:: The task ::
Reproduce the material from the line with "option-state-x-icon: ✕ bbox=[299, 454, 310, 469]" through the line with "wikipedia-icon: W bbox=[416, 14, 432, 30]", substituting "app-label" for every occurrence of "taskbar-app-label" and changing nothing else.

Stored records
- - -
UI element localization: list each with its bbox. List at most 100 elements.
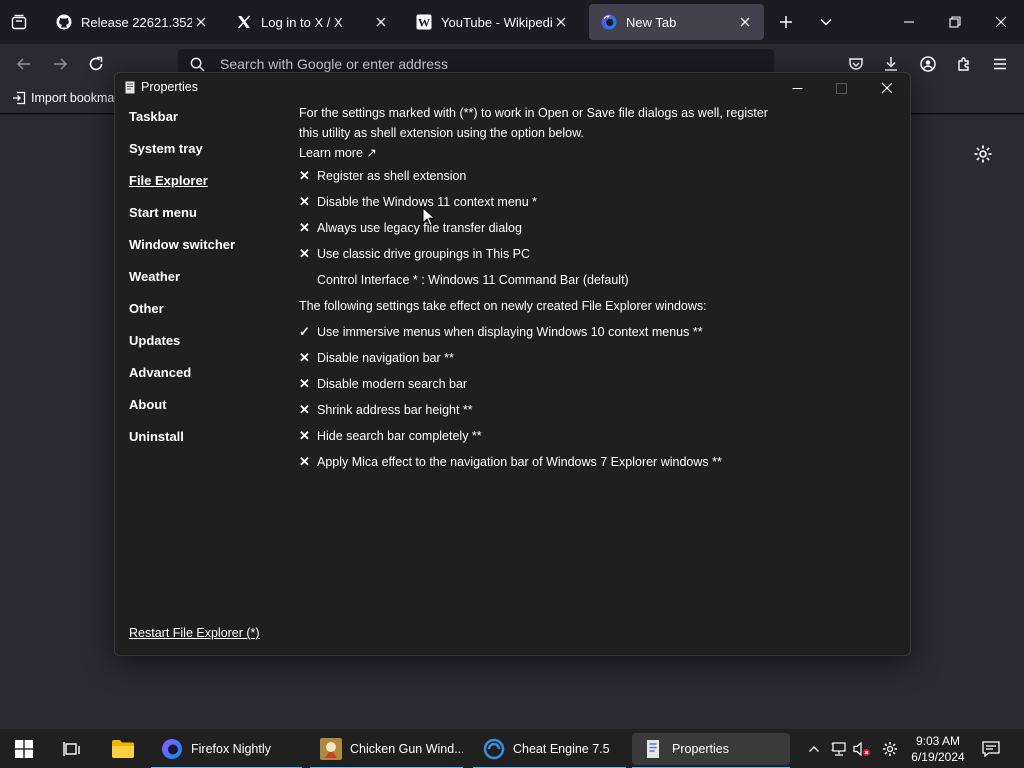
option-state-x-icon: ✕ bbox=[299, 454, 310, 469]
option-label: Hide search bar completely ** bbox=[317, 429, 482, 443]
system-clock[interactable]: 9:03 AM 6/19/2024 bbox=[905, 733, 971, 765]
import-bookmarks-label: Import bookma bbox=[31, 91, 115, 105]
firefox-nightly-icon bbox=[162, 739, 182, 759]
taskbar-app-label: Firefox Nightly bbox=[191, 742, 271, 756]
taskbar-app-label: Properties bbox=[672, 742, 729, 756]
wikipedia-icon: W bbox=[416, 14, 432, 30]
close-window-icon[interactable] bbox=[987, 8, 1015, 36]
show-hidden-icons-chevron-icon[interactable] bbox=[804, 739, 824, 759]
sidebar-item-uninstall[interactable]: Uninstall bbox=[129, 427, 289, 459]
option-state-x-icon: ✕ bbox=[299, 376, 310, 391]
clock-time: 9:03 AM bbox=[915, 734, 961, 748]
forward-arrow-icon[interactable] bbox=[50, 54, 70, 74]
sidebar-item-taskbar[interactable]: Taskbar bbox=[129, 107, 289, 139]
option-hide-search-bar[interactable]: ✕ Hide search bar completely ** bbox=[299, 423, 769, 449]
option-label: Control Interface * : Windows 11 Command… bbox=[317, 273, 629, 287]
dialog-close-icon[interactable] bbox=[872, 76, 902, 100]
taskbar-app-label: Chicken Gun Wind... bbox=[350, 742, 463, 756]
start-windows-logo-icon[interactable] bbox=[12, 733, 36, 765]
option-state-x-icon: ✕ bbox=[299, 350, 310, 365]
properties-dialog: Properties Taskbar System tray File Expl… bbox=[114, 72, 911, 656]
option-label: Shrink address bar height ** bbox=[317, 403, 473, 417]
sidebar-item-updates[interactable]: Updates bbox=[129, 331, 289, 363]
reload-icon[interactable] bbox=[86, 54, 106, 74]
properties-app-icon bbox=[125, 81, 135, 93]
tab-new-tab[interactable]: New Tab bbox=[589, 4, 764, 40]
taskbar-app-cheat-engine[interactable]: Cheat Engine 7.5 bbox=[473, 733, 626, 768]
settings-gear-icon[interactable] bbox=[880, 739, 900, 759]
tab-title: New Tab bbox=[626, 14, 677, 30]
tab-youtube-wikipedia[interactable]: W YouTube - Wikipedia bbox=[404, 4, 580, 40]
file-explorer-settings: For the settings marked with (**) to wor… bbox=[299, 103, 769, 475]
tab-overview-icon[interactable] bbox=[9, 12, 29, 32]
sidebar-item-system-tray[interactable]: System tray bbox=[129, 139, 289, 171]
taskbar: Firefox Nightly Chicken Gun Wind... Chea… bbox=[0, 728, 1024, 768]
properties-icon bbox=[647, 740, 659, 758]
option-immersive-menus[interactable]: ✓ Use immersive menus when displaying Wi… bbox=[299, 319, 769, 345]
taskbar-app-firefox-nightly[interactable]: Firefox Nightly bbox=[151, 733, 302, 768]
settings-sidebar: Taskbar System tray File Explorer Start … bbox=[129, 107, 289, 459]
tab-title: YouTube - Wikipedia bbox=[441, 14, 552, 30]
notification-center-icon[interactable] bbox=[981, 739, 1001, 759]
new-windows-subheading: The following settings take effect on ne… bbox=[299, 299, 707, 313]
minimize-window-icon[interactable] bbox=[895, 8, 923, 36]
option-label: Always use legacy file transfer dialog bbox=[317, 221, 522, 235]
intro-text: For the settings marked with (**) to wor… bbox=[299, 106, 768, 140]
import-bookmarks-button[interactable]: Import bookma bbox=[12, 91, 114, 105]
option-classic-drive-groupings[interactable]: ✕ Use classic drive groupings in This PC bbox=[299, 241, 769, 267]
option-state-x-icon: ✕ bbox=[299, 246, 310, 261]
extensions-puzzle-icon[interactable] bbox=[954, 54, 974, 74]
restore-window-icon[interactable] bbox=[941, 8, 969, 36]
option-disable-navigation-bar[interactable]: ✕ Disable navigation bar ** bbox=[299, 345, 769, 371]
learn-more-link[interactable]: Learn more ↗ bbox=[299, 143, 769, 163]
close-tab-icon[interactable] bbox=[372, 13, 390, 31]
sidebar-item-start-menu[interactable]: Start menu bbox=[129, 203, 289, 235]
tab-title: Log in to X / X bbox=[261, 14, 343, 30]
hamburger-menu-icon[interactable] bbox=[990, 54, 1010, 74]
address-bar-placeholder: Search with Google or enter address bbox=[220, 56, 449, 72]
option-shrink-address-bar[interactable]: ✕ Shrink address bar height ** bbox=[299, 397, 769, 423]
tab-strip: Release 22621.3527.65. Log in to X / X W… bbox=[0, 0, 1024, 44]
close-tab-icon[interactable] bbox=[736, 13, 754, 31]
clock-date: 6/19/2024 bbox=[911, 750, 965, 764]
close-tab-icon[interactable] bbox=[552, 13, 570, 31]
dialog-maximize-icon[interactable] bbox=[826, 76, 856, 100]
mouse-cursor-icon bbox=[422, 207, 436, 227]
volume-muted-icon[interactable] bbox=[852, 739, 872, 759]
restart-file-explorer-link[interactable]: Restart File Explorer (*) bbox=[129, 626, 260, 640]
option-disable-win11-context-menu[interactable]: ✕ Disable the Windows 11 context menu * bbox=[299, 189, 769, 215]
option-legacy-file-transfer-dialog[interactable]: ✕ Always use legacy file transfer dialog bbox=[299, 215, 769, 241]
cheat-engine-icon bbox=[483, 738, 505, 760]
sidebar-item-file-explorer[interactable]: File Explorer bbox=[129, 171, 289, 203]
close-tab-icon[interactable] bbox=[192, 13, 210, 31]
taskbar-app-properties[interactable]: Properties bbox=[632, 733, 790, 768]
list-all-tabs-chevron-icon[interactable] bbox=[816, 12, 836, 32]
sidebar-item-other[interactable]: Other bbox=[129, 299, 289, 331]
tab-login-x[interactable]: Log in to X / X bbox=[224, 4, 400, 40]
option-state-x-icon: ✕ bbox=[299, 428, 310, 443]
downloads-icon[interactable] bbox=[881, 54, 901, 74]
account-icon[interactable] bbox=[918, 54, 938, 74]
sidebar-item-advanced[interactable]: Advanced bbox=[129, 363, 289, 395]
option-state-check-icon: ✓ bbox=[299, 324, 310, 339]
sidebar-item-window-switcher[interactable]: Window switcher bbox=[129, 235, 289, 267]
file-explorer-folder-icon[interactable] bbox=[109, 733, 137, 765]
pocket-icon[interactable] bbox=[846, 54, 866, 74]
sidebar-item-about[interactable]: About bbox=[129, 395, 289, 427]
task-view-icon[interactable] bbox=[60, 733, 84, 765]
sidebar-item-weather[interactable]: Weather bbox=[129, 267, 289, 299]
page-settings-gear-icon[interactable] bbox=[973, 144, 993, 164]
option-control-interface-dropdown[interactable]: Control Interface * : Windows 11 Command… bbox=[299, 267, 769, 293]
tab-release[interactable]: Release 22621.3527.65. bbox=[44, 4, 220, 40]
back-arrow-icon[interactable] bbox=[14, 54, 34, 74]
option-register-shell-extension[interactable]: ✕ Register as shell extension bbox=[299, 163, 769, 189]
option-mica-navigation-bar[interactable]: ✕ Apply Mica effect to the navigation ba… bbox=[299, 449, 769, 475]
option-label: Register as shell extension bbox=[317, 169, 467, 183]
option-disable-modern-search-bar[interactable]: ✕ Disable modern search bar bbox=[299, 371, 769, 397]
option-label: Apply Mica effect to the navigation bar … bbox=[317, 455, 722, 469]
taskbar-app-chicken-gun[interactable]: Chicken Gun Wind... bbox=[310, 733, 463, 768]
option-label: Disable modern search bar bbox=[317, 377, 468, 391]
new-tab-plus-icon[interactable] bbox=[776, 12, 796, 32]
network-icon[interactable] bbox=[829, 739, 849, 759]
dialog-minimize-icon[interactable] bbox=[782, 76, 812, 100]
- - -
:: Solution to this task ::
option-state-x-icon: ✕ bbox=[299, 454, 310, 469]
option-label: Hide search bar completely ** bbox=[317, 429, 482, 443]
system-clock[interactable]: 9:03 AM 6/19/2024 bbox=[905, 733, 971, 765]
import-bookmarks-label: Import bookma bbox=[31, 91, 115, 105]
firefox-nightly-icon bbox=[162, 739, 182, 759]
app-label: Firefox Nightly bbox=[191, 742, 271, 756]
app-label: Properties bbox=[672, 742, 729, 756]
wikipedia-icon: W bbox=[416, 14, 432, 30]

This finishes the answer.